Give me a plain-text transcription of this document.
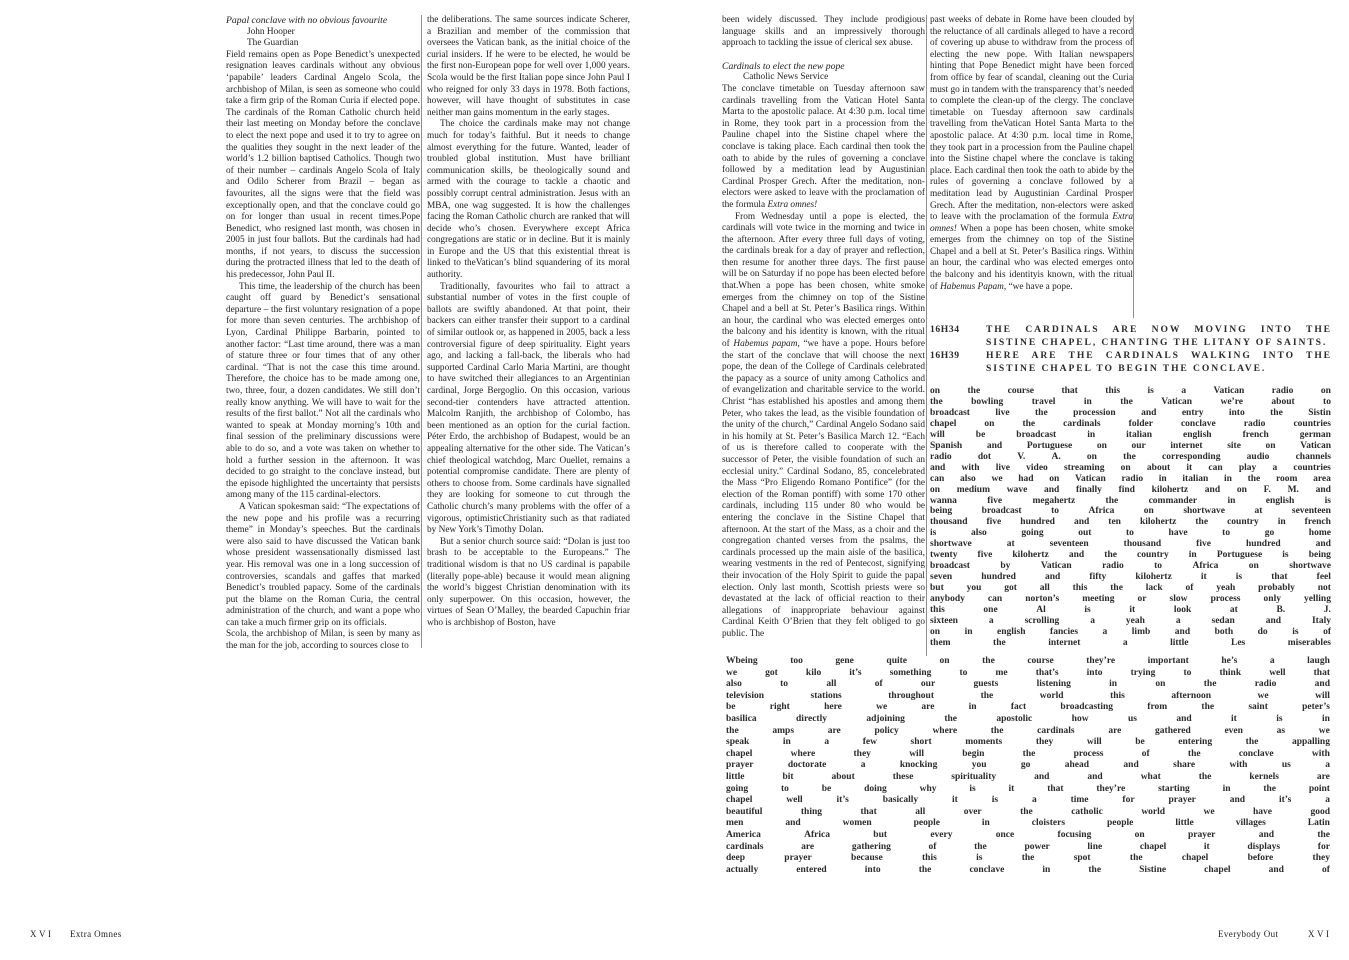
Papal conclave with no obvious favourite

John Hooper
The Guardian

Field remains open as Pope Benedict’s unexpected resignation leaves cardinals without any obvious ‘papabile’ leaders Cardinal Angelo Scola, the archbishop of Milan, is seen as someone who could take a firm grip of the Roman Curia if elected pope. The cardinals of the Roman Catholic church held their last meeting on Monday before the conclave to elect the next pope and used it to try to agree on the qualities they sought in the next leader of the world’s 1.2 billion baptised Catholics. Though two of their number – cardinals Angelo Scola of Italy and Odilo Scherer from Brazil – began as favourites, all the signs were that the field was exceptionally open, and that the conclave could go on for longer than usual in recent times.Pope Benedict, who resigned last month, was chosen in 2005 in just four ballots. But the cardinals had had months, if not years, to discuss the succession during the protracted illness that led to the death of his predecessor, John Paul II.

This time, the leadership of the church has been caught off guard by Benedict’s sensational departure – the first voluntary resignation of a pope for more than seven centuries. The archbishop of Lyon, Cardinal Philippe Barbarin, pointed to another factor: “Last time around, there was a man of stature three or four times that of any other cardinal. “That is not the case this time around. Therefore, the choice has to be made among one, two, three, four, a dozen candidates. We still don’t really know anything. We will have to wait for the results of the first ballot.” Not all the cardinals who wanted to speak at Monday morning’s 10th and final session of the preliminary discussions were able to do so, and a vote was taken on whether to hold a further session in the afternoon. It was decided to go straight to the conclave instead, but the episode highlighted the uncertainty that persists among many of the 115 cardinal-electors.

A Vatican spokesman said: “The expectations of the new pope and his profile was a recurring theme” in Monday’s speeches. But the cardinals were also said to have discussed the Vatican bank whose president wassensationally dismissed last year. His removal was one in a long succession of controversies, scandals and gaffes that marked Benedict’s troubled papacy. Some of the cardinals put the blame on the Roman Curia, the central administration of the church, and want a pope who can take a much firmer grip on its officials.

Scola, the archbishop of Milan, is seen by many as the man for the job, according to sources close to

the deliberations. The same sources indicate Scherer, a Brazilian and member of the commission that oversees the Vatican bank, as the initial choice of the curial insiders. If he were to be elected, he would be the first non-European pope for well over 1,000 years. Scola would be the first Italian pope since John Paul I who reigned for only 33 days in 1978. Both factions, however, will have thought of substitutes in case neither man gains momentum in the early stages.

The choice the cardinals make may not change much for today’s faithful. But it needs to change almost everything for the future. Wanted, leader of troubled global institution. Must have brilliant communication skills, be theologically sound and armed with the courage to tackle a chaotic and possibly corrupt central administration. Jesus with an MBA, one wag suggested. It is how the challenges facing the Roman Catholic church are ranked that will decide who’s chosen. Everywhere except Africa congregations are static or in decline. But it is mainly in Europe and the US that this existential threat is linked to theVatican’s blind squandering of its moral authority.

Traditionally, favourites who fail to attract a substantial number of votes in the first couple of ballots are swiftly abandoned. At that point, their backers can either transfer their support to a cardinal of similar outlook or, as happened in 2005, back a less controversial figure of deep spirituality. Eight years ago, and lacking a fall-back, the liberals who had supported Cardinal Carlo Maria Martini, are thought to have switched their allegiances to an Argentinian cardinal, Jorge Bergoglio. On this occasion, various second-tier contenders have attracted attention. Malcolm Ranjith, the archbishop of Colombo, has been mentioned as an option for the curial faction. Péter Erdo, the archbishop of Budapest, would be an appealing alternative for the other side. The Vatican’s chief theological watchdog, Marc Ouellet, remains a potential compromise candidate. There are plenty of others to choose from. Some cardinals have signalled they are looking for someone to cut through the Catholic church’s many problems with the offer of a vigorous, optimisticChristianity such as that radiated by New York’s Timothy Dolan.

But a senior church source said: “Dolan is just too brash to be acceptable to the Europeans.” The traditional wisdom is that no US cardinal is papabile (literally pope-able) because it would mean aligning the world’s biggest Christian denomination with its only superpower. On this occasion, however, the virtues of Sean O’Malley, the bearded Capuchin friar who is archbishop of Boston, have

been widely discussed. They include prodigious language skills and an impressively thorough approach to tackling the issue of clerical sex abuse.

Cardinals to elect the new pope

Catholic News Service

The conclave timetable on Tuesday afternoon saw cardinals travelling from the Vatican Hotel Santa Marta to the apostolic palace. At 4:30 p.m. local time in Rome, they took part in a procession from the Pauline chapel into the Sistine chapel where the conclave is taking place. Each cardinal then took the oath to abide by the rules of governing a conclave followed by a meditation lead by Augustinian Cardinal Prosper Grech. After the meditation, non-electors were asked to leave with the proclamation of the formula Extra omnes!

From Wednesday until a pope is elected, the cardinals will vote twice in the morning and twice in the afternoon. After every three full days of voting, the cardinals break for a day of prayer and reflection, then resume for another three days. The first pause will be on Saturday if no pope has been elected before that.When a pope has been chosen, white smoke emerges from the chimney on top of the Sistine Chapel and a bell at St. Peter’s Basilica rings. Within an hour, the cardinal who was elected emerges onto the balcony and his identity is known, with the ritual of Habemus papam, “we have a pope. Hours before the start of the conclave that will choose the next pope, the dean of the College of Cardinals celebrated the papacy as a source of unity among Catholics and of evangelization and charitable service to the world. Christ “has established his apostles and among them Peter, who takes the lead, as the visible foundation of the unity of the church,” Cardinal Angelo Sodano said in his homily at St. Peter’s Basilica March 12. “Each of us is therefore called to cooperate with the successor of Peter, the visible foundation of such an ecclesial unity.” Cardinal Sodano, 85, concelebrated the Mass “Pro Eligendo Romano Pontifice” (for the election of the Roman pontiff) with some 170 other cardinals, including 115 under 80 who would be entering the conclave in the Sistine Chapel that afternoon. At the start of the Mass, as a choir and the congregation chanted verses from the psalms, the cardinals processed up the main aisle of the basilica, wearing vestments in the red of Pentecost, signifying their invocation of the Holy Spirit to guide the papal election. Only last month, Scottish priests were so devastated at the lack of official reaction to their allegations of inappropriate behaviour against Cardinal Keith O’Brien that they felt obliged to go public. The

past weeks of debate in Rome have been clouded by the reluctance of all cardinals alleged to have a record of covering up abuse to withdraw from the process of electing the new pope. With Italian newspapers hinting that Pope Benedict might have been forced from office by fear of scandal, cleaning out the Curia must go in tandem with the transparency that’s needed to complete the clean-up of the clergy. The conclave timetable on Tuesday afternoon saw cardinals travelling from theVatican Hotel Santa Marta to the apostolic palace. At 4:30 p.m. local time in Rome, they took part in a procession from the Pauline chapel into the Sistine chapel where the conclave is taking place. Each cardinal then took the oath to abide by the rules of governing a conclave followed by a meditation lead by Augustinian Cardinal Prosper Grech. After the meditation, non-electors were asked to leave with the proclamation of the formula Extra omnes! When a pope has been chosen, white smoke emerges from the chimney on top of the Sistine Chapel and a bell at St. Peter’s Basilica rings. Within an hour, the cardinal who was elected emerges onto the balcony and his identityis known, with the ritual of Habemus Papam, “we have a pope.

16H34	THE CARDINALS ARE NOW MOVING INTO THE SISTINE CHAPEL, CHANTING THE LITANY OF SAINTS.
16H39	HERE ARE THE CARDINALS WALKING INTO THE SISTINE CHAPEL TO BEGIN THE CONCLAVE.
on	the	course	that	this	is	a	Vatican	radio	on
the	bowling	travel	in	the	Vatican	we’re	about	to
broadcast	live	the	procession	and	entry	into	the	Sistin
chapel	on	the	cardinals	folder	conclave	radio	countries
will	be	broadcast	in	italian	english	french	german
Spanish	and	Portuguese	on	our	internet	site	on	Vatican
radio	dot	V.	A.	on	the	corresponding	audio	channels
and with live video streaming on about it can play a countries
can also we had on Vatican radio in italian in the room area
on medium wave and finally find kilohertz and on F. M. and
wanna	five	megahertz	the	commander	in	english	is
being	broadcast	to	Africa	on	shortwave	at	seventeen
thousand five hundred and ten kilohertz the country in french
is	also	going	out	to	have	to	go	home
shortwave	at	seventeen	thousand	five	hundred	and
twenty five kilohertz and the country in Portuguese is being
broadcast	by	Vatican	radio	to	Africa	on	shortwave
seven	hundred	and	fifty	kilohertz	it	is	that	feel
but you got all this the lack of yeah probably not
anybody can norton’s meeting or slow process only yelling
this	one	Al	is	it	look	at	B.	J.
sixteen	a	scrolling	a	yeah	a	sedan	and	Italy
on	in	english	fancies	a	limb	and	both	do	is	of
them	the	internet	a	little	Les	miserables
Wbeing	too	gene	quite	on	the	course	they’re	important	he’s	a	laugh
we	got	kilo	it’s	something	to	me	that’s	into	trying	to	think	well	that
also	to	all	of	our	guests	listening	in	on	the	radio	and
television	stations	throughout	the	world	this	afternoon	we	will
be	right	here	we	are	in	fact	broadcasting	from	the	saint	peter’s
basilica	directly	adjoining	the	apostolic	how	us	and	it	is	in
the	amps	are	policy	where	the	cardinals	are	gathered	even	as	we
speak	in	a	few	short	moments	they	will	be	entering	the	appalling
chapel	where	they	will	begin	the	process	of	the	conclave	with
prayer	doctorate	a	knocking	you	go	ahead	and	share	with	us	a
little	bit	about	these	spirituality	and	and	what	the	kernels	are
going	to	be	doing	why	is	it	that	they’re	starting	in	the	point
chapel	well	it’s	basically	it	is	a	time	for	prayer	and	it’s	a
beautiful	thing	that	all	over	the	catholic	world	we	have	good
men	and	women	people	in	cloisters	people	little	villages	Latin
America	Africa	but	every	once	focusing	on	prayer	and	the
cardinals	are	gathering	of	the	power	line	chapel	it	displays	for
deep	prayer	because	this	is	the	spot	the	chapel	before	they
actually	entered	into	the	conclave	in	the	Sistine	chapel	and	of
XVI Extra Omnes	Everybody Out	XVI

→ **YOUR INSTRUCTIONS**: Show every line above in which the word "course" occurs.

→ **SOLUTION**:
on	the	course	that	this	is	a	Vatican	radio	on
Wbeing	too	gene	quite	on	the	course	they’re	important	he’s	a	laugh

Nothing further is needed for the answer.